• _STATED TASK_:
For the data below, report only the number of lines containing the string "株式会社".

• _Stored items_:

........

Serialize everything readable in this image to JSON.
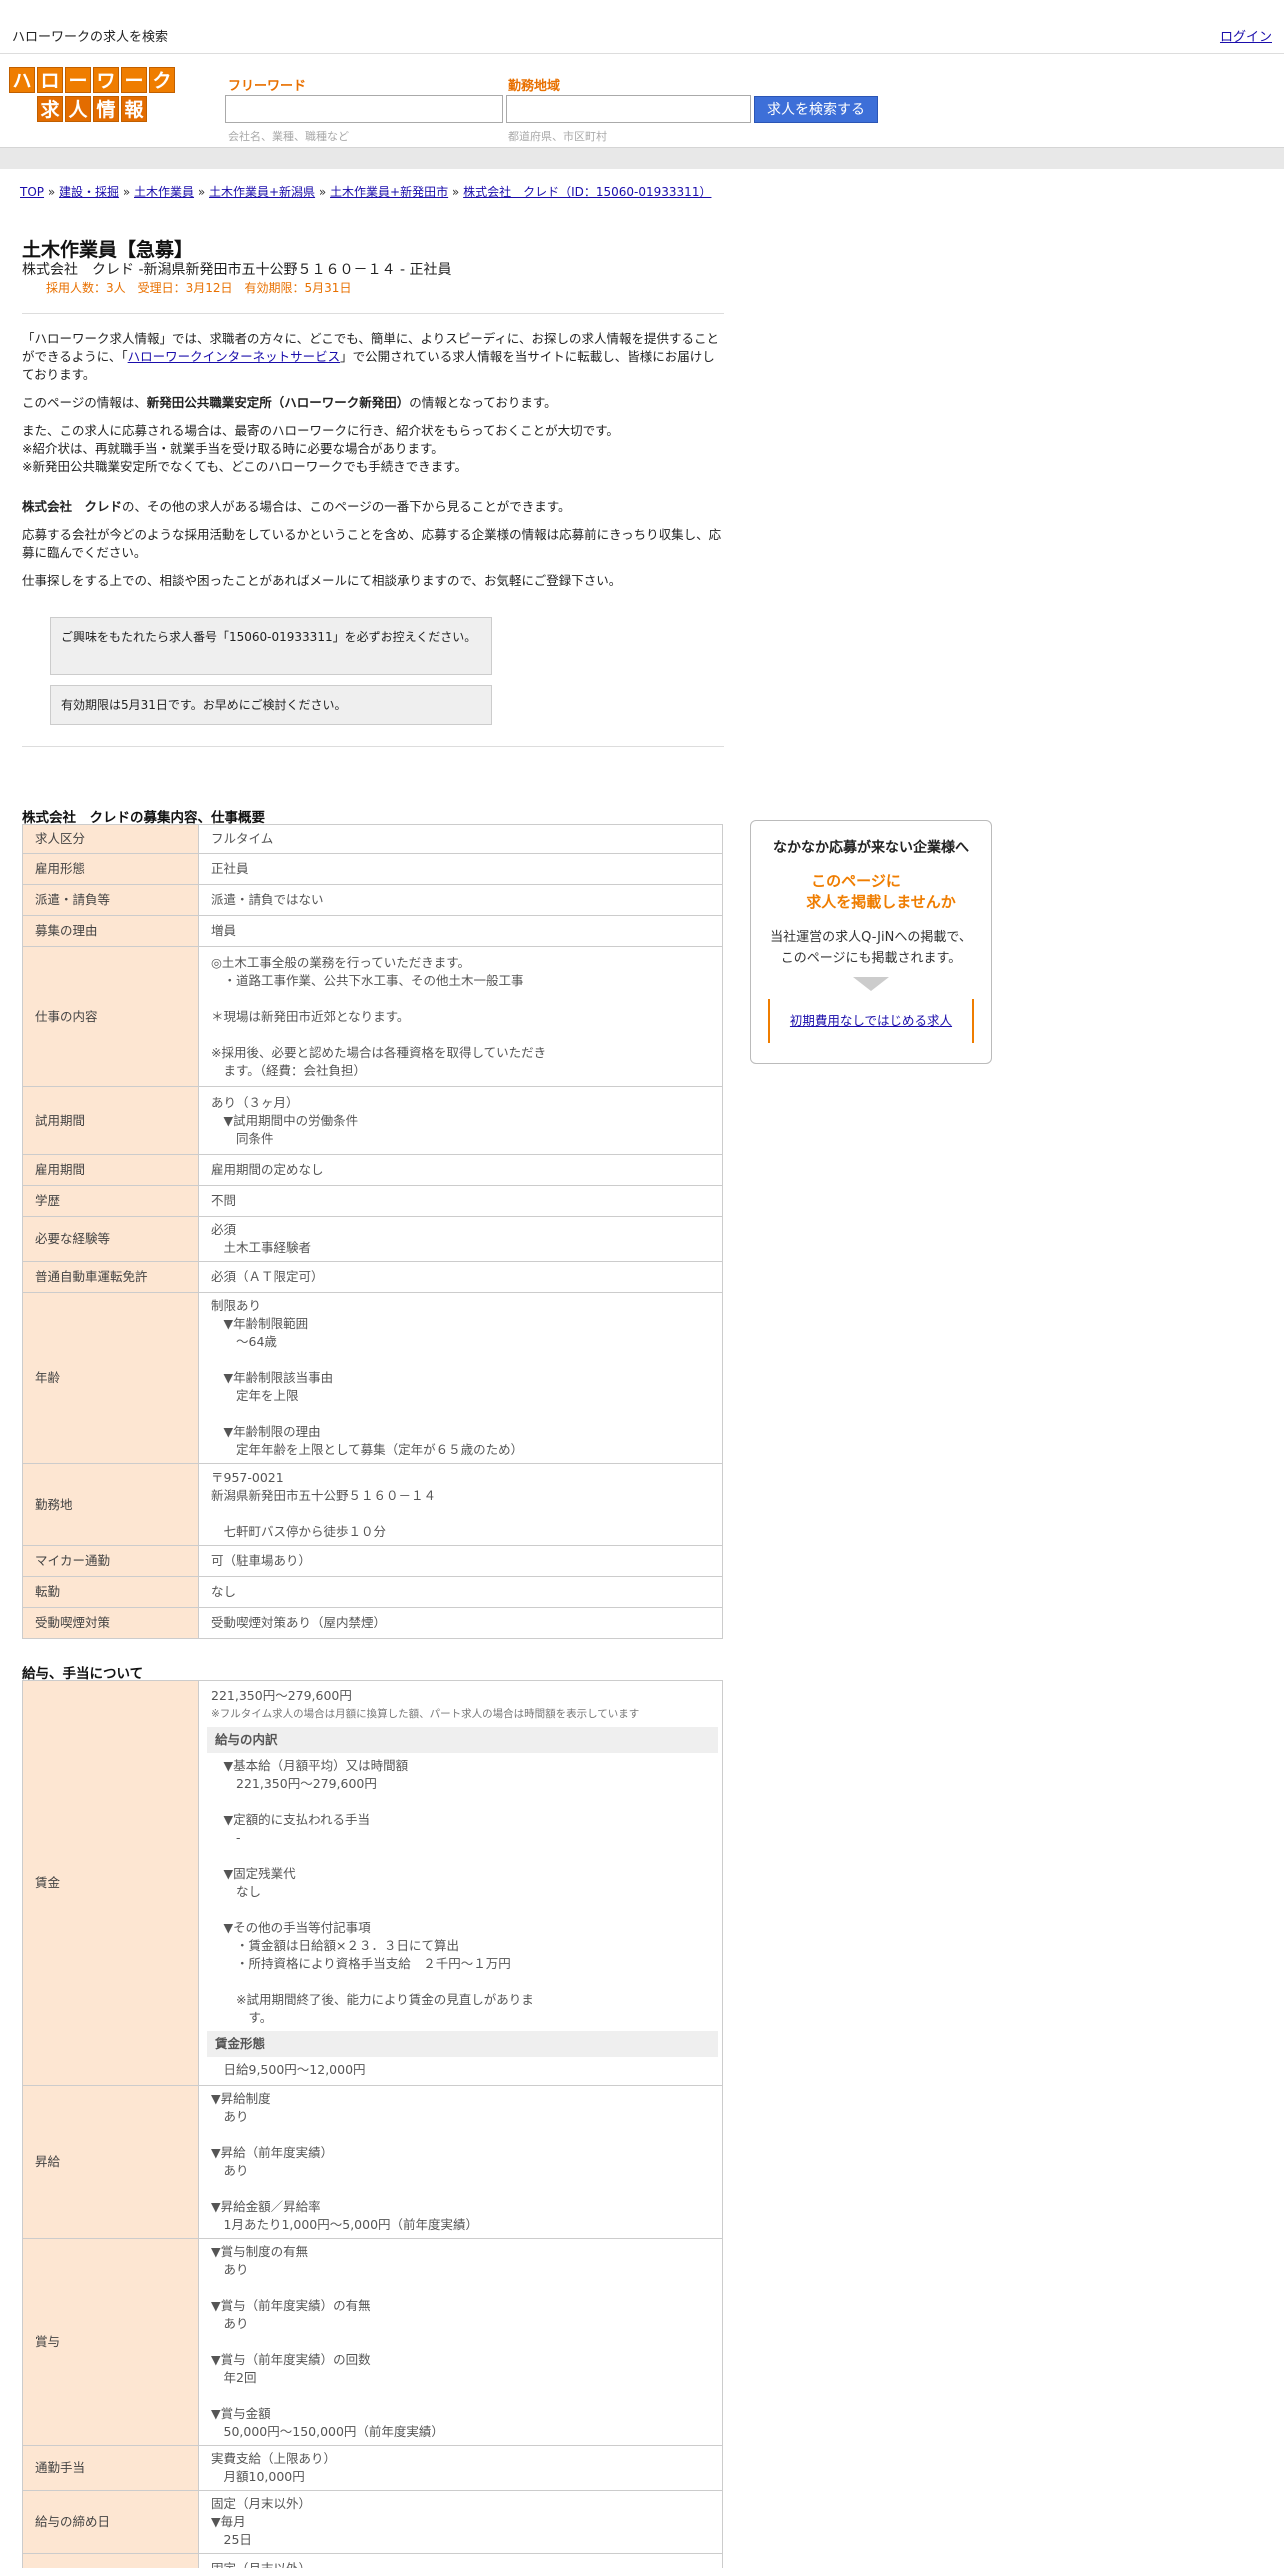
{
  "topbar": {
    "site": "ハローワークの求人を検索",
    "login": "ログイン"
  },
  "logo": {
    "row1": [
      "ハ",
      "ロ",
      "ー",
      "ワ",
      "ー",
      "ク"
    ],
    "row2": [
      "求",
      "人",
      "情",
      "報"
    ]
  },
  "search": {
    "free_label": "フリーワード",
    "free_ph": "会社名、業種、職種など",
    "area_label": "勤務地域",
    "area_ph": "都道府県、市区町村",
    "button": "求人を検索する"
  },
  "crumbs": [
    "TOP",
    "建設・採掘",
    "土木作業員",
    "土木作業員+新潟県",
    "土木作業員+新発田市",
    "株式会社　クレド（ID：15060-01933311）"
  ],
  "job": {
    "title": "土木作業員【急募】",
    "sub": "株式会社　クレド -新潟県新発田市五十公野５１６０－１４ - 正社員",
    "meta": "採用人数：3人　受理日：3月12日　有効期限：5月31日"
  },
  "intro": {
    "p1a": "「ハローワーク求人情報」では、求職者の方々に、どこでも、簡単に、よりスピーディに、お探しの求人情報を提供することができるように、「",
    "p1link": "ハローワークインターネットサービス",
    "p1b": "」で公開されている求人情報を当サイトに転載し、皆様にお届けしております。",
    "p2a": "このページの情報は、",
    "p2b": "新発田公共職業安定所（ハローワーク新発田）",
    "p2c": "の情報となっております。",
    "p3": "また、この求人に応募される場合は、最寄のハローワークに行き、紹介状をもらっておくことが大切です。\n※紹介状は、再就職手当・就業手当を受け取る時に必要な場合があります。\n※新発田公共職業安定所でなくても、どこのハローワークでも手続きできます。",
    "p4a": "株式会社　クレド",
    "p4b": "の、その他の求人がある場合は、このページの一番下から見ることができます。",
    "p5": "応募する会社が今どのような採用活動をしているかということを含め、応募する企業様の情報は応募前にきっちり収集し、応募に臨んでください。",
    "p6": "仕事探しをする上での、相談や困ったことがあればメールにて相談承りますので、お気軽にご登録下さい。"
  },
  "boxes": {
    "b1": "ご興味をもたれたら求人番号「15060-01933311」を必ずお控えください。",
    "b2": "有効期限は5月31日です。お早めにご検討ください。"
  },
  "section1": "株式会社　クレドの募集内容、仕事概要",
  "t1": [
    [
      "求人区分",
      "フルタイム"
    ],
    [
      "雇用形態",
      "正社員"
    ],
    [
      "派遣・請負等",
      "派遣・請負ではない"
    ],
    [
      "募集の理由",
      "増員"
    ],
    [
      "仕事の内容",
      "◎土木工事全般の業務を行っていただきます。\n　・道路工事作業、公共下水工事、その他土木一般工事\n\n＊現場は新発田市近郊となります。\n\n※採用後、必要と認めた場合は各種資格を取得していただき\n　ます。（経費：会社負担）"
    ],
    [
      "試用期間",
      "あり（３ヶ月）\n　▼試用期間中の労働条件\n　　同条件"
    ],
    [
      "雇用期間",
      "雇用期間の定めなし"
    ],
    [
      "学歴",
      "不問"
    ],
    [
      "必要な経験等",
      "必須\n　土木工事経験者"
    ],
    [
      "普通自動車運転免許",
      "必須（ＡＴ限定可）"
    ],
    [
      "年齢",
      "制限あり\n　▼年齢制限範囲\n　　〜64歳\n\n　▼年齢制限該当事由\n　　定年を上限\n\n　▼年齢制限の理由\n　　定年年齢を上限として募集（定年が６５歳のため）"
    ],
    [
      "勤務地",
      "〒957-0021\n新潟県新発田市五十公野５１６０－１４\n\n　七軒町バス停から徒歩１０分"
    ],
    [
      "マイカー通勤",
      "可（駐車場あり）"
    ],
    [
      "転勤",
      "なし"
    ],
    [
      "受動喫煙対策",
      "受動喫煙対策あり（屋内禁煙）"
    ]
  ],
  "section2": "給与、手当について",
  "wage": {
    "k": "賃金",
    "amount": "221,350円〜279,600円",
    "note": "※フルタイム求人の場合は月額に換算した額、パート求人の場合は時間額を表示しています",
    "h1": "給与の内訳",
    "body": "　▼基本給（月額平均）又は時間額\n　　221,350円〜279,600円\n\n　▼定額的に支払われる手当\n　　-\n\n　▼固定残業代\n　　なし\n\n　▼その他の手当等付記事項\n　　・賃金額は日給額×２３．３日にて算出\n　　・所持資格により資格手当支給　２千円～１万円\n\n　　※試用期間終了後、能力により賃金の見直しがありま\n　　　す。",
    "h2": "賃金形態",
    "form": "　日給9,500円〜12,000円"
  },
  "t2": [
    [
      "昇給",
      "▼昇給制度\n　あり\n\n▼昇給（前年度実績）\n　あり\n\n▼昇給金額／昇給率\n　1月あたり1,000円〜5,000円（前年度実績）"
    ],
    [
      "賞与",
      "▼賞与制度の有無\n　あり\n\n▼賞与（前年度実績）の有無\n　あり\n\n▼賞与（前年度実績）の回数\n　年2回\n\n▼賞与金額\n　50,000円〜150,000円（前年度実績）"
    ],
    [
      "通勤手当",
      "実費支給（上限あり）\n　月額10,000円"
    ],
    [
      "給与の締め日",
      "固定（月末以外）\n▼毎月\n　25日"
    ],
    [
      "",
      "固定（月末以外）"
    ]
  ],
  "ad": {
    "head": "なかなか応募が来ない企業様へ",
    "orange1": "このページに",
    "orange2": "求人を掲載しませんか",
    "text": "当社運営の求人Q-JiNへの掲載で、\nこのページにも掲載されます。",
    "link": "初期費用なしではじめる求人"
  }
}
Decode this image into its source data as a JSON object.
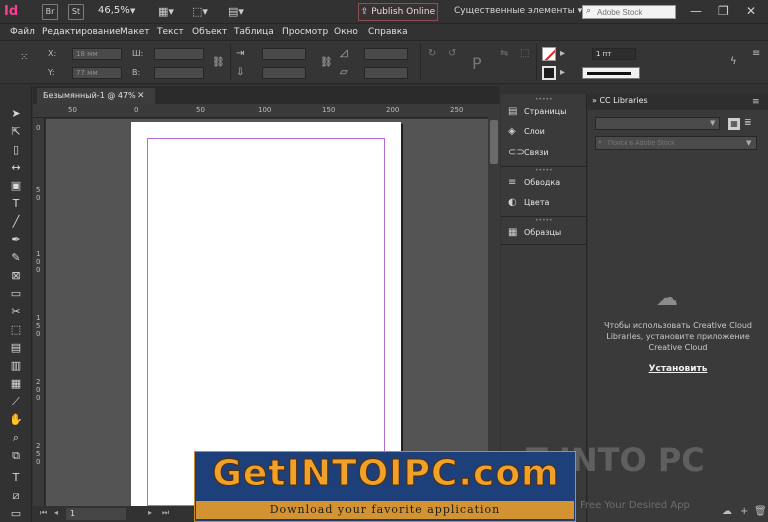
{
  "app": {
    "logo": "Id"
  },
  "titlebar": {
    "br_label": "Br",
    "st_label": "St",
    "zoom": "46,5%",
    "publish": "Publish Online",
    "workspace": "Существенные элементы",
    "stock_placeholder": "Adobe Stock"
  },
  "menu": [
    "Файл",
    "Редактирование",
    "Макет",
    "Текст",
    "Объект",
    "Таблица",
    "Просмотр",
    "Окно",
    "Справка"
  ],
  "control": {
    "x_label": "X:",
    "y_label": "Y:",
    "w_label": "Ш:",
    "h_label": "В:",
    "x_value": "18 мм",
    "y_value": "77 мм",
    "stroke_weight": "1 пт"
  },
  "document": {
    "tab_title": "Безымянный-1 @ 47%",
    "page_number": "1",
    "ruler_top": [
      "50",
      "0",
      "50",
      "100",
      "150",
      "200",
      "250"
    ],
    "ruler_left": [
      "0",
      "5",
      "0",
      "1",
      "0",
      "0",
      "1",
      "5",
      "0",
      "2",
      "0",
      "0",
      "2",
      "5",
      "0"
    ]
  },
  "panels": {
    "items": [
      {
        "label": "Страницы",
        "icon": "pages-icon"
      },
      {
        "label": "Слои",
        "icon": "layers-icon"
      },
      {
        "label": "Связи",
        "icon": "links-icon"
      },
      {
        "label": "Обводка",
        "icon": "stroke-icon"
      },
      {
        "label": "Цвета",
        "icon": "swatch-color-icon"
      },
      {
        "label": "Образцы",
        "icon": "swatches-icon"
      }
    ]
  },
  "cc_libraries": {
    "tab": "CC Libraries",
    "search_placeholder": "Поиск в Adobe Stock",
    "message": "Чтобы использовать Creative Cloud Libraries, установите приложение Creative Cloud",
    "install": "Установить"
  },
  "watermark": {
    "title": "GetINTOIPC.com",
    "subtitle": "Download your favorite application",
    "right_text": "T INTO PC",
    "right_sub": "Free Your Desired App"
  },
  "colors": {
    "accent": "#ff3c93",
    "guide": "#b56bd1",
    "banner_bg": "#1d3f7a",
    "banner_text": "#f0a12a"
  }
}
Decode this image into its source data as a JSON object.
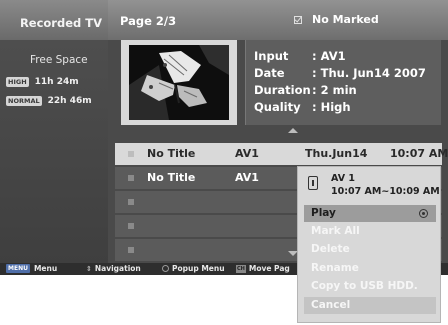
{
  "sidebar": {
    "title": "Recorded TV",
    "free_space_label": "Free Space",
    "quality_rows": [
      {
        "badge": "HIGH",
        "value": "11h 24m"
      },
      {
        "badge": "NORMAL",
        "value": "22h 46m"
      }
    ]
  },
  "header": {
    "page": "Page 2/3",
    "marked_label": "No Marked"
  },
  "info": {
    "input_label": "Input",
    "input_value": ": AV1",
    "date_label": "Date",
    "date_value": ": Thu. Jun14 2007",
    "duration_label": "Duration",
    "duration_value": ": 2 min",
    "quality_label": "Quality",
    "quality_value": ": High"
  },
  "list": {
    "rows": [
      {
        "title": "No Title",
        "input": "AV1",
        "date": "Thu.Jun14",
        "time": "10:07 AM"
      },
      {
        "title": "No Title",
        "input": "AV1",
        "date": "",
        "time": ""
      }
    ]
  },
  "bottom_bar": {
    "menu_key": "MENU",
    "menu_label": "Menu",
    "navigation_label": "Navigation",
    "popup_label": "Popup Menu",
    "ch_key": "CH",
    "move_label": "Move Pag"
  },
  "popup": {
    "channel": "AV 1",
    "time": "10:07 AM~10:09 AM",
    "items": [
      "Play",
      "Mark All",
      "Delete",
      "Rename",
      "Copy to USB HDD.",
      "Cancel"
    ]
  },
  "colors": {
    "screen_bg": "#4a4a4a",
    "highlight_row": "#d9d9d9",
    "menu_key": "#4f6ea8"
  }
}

........

• _RESPONSE BELOW_:
4